▶ Items from a dataset
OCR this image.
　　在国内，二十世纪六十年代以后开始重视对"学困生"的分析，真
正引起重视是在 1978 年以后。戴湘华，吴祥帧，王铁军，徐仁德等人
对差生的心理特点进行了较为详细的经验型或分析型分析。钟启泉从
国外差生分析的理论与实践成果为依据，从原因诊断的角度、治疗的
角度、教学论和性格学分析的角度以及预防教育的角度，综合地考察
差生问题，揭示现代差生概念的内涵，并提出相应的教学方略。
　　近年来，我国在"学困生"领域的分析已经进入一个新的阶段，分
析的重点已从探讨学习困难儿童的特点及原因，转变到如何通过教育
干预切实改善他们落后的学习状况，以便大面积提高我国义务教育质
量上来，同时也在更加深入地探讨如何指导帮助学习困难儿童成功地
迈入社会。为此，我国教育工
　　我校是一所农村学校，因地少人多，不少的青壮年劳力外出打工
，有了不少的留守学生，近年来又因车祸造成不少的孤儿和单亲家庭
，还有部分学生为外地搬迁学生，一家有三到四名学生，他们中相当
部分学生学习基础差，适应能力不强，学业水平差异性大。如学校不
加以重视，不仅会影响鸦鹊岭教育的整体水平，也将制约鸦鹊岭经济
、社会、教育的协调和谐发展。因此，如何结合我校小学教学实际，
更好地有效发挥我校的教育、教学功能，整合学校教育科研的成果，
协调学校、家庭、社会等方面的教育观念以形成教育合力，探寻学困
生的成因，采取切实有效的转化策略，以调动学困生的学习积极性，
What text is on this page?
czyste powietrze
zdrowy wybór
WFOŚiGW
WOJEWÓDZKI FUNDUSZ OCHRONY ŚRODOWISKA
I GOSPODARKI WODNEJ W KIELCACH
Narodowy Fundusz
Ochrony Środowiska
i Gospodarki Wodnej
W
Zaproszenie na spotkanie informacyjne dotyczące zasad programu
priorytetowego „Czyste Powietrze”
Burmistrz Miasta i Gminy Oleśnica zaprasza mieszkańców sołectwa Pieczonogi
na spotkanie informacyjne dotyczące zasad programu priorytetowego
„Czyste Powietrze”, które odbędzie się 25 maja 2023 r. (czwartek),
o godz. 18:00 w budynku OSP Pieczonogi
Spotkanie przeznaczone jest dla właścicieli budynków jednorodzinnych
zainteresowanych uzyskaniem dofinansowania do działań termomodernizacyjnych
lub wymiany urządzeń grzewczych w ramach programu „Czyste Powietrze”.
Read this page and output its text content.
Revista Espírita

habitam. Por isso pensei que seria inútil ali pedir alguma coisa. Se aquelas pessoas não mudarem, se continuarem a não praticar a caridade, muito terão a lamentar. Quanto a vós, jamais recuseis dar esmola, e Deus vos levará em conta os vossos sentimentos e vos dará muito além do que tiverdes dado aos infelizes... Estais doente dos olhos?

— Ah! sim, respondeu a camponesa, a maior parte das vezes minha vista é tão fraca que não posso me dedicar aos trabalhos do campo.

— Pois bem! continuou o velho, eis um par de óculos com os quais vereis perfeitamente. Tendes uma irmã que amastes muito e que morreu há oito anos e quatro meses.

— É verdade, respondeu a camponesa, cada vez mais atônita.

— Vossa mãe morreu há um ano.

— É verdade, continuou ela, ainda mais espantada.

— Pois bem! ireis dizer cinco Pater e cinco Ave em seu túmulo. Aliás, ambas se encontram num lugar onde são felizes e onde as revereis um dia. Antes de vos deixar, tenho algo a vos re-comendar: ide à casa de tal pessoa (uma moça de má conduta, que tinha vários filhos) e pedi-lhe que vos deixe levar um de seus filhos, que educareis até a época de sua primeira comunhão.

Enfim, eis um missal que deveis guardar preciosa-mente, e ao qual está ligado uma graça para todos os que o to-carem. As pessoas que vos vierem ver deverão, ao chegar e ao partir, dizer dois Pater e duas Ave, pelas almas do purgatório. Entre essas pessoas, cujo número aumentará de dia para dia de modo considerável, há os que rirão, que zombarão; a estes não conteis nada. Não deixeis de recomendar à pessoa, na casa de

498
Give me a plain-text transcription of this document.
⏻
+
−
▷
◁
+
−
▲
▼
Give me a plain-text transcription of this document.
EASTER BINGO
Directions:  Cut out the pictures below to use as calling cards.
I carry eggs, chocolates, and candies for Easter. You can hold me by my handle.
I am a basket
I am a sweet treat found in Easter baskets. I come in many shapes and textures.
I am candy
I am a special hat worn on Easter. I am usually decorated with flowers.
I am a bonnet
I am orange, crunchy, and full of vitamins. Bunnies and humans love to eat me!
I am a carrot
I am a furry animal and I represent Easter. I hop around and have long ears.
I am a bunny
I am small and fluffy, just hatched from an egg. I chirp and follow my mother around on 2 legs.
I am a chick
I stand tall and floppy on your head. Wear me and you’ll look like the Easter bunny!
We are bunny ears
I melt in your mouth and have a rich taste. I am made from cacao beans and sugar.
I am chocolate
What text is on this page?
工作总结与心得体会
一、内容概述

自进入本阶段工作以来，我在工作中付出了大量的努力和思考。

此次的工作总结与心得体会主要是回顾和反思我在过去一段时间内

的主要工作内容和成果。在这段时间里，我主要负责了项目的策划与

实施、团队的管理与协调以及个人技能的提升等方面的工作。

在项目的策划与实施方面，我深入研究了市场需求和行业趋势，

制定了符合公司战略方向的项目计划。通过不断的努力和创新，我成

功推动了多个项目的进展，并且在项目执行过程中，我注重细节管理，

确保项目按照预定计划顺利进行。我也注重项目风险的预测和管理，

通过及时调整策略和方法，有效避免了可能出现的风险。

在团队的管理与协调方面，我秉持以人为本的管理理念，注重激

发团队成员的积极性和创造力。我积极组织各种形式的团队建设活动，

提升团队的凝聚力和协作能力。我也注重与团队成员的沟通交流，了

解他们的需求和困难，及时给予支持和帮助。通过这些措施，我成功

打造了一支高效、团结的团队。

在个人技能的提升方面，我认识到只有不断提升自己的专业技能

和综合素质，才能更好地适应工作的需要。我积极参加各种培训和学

▶ Given exercise
Copy each line of the records above that carries the word "informacyjne".

▶ Full response
Zaproszenie na spotkanie informacyjne dotyczące zasad programu
na spotkanie informacyjne dotyczące zasad programu priorytetowego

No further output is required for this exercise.